* **Requisitos de la tarea**: Actualice el pasaje del texto extraído que inicia en las palabras "Antes diré que" y concluye tras "en El Salvador.", sustituyendo "Rigoberto" por "Ernesto".

* **Texto extraído**:
▬▬▬▬▬▬

Antes diré que vengo de mi niñez y de los recuerdos. Como un navío lanzado al mar, llegué el 25 de julio de 1972. Un tío paterno sugirió a mi madre nombrarme bajo la tradición del calendario. Ella había elegido llamarme Rigoberto. Es curioso, pues decir mi nombre es Santiago, como el apóstol, cuyo realce está ligado al peregrinaje de los fieles católicos en su nombre. También mi vida es y ha sido un peregrinaje. En mi casa, a la edad de cinco años en compañía de Mercedes Muñoz, mi madre, y mis cuatro hermanos mayores: Ángel, Armando, Raquel y Gladis vivíamos al borde de lo que muchos creerían hoy impensable en El Salvador.
Un huevo tibio lo compartíamos entre seis. Era un buen con qué para devorar una tortilla recién salida del comal. Todos metíamos un palito en el huevo y luego untábamos la tortilla. ¡Suculento bocadillo! Si el huevo faltaba, el azúcar lo sustituía. Las condiciones eran austeras. Otro con qué indiscutible lo brindaban los frijoles. Saboreaba un frijol frito con dos mordidas de tortilla.
Mi mamá en ocasiones compraba media botella de manteca de cuche, un raro aderezo para acompañar la infaltable tortilla. Y cuando esta escaseaba, aún teníamos los bondadosos palos de jocote. Comíamos entonces hojas de jocote con jugo de limón y un poco de sal. Algunas veces nos deleitábamos con unos pollitos, críos de una gallina y un gallo que mamá había comprado en época de bonanzas; aves que a su vez sobrevivían por voluntad de Dios. A Gladis le causa risa recordar que eran raquíticos, y que con uno de ellos engañábamos al hambre por dos días.
El trabajo se realizaba mancomunado. Nos contrataban según la llegada de la temporada para limpiar y abonar las milpas. Mamá recibía 3.50 de colón [unos 0.40 centavos de dólar] por un día de trabajo. Otras labores consistían en colar yuca, destusar y desgranar el maíz.
El mundo para mí era el caserío Los Monjes, y su entorno en el cantón El Corozal, en la rivera del lago Suchitlán de Cuscatlán. Con otros cipotes nos íbamos a cangrejear a unas quebradas. Éramos felices. Cuando llovía buscaba algún juguete en la orilla del lago, supongo que era arrastrado desde San Salvador a través de un riachuelo, que luego se unía al río Acelhuate y este, al río Lempa hasta llegar a mis manos. Como otros niños, y toda la imaginación de esos años de infancia, también una botella vacía, servía como carrito de juguete, igual me divertía poniendo a pelear a los zompopos, sobre todo cuando llegaba mayo que llovían del cielo.

▬▬▬▬▬▬

* **Datos para análisis**:
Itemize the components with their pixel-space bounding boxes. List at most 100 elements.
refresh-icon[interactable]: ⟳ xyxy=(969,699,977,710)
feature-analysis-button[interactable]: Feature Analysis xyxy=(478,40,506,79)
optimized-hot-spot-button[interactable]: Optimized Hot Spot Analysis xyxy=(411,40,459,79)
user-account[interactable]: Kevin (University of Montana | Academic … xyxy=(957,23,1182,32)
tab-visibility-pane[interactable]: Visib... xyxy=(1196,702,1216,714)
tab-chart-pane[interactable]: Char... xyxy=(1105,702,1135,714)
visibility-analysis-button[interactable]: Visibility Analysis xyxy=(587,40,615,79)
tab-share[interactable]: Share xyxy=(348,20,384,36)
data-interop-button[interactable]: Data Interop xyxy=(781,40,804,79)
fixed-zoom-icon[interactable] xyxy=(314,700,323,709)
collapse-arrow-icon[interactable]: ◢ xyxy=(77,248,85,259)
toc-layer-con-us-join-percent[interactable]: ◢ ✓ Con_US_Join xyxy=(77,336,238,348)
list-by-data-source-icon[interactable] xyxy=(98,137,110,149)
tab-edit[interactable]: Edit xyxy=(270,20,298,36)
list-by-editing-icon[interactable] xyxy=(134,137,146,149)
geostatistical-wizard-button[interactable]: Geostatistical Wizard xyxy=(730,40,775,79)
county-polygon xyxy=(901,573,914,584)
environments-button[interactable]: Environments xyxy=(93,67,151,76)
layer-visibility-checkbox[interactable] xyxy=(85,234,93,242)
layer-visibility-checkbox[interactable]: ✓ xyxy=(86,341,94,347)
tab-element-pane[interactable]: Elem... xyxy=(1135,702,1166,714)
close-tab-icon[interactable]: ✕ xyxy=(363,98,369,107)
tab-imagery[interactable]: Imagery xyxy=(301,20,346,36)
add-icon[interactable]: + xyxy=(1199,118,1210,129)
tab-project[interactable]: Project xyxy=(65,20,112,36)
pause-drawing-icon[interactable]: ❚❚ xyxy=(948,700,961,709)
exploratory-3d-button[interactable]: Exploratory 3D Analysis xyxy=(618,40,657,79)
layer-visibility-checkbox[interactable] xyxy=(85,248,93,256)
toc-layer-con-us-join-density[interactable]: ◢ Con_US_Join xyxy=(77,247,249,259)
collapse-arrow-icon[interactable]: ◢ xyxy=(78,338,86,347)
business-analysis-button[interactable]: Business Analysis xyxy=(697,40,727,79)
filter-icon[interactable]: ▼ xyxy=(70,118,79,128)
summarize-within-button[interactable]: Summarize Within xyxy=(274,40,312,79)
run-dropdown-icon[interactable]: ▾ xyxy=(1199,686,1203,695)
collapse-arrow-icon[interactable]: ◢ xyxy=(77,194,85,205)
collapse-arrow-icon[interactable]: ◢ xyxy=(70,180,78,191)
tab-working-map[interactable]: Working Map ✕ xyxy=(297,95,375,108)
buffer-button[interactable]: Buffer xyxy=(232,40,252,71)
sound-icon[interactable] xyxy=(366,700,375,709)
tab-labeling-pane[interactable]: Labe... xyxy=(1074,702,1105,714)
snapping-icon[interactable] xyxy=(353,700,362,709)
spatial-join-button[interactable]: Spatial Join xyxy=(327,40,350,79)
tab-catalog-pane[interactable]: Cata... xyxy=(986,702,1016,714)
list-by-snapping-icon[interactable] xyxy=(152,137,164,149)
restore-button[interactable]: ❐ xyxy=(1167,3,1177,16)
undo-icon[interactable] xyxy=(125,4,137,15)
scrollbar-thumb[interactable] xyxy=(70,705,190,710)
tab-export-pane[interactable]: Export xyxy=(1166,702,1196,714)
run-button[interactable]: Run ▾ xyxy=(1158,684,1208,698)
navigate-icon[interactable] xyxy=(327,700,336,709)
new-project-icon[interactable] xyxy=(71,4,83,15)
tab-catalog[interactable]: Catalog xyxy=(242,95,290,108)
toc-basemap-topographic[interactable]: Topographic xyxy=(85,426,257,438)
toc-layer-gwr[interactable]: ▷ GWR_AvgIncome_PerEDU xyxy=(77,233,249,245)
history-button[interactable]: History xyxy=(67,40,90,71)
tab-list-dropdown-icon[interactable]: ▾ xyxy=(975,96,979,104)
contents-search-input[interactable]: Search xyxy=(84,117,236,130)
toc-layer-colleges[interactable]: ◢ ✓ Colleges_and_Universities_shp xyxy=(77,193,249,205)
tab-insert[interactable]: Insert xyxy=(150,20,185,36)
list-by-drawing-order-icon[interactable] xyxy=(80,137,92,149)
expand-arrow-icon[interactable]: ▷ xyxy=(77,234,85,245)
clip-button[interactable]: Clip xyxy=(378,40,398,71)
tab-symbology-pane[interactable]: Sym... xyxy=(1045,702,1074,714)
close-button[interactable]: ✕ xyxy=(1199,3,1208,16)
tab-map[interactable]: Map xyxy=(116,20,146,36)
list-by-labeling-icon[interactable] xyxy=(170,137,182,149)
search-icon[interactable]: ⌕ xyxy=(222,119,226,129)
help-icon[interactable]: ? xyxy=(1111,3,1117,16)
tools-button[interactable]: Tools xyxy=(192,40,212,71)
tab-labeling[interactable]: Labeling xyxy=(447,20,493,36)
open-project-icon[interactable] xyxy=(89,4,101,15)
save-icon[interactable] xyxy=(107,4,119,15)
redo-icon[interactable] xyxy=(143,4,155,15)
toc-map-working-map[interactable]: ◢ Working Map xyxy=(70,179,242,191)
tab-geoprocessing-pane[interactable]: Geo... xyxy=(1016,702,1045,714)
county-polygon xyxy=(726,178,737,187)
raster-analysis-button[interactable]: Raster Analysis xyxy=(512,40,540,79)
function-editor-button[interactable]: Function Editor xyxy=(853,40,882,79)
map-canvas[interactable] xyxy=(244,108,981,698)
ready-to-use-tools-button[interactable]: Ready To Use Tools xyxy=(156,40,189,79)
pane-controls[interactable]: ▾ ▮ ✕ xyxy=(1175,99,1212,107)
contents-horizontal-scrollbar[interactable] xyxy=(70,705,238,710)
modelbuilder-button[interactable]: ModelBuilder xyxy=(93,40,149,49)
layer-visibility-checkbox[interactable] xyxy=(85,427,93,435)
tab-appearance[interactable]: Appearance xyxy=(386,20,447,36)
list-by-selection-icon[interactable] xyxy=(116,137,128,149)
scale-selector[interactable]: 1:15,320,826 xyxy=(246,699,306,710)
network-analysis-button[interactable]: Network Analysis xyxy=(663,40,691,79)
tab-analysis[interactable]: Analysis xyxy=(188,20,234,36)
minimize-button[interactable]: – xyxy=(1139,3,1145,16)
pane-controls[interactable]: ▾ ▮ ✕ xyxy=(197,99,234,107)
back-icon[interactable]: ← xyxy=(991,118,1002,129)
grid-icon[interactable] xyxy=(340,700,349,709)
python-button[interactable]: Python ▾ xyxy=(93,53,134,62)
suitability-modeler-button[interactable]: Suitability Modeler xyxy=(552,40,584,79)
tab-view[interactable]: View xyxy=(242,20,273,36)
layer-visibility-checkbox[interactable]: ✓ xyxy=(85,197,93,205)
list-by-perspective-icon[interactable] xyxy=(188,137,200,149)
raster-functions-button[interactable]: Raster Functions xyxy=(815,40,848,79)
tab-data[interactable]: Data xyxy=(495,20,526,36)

▬▬▬▬▬▬

* **Solución redactada**:
Antes diré que vengo de mi niñez y de los recuerdos. Como un navío lanzado al mar, llegué el 25 de julio de 1972. Un tío paterno sugirió a mi madre nombrarme bajo la tradición del calendario. Ella había elegido llamarme Ernesto. Es curioso, pues decir mi nombre es Santiago, como el apóstol, cuyo realce está ligado al peregrinaje de los fieles católicos en su nombre. También mi vida es y ha sido un peregrinaje. En mi casa, a la edad de cinco años en compañía de Mercedes Muñoz, mi madre, y mis cuatro hermanos mayores: Ángel, Armando, Raquel y Gladis vivíamos al borde de lo que muchos creerían hoy impensable en El Salvador.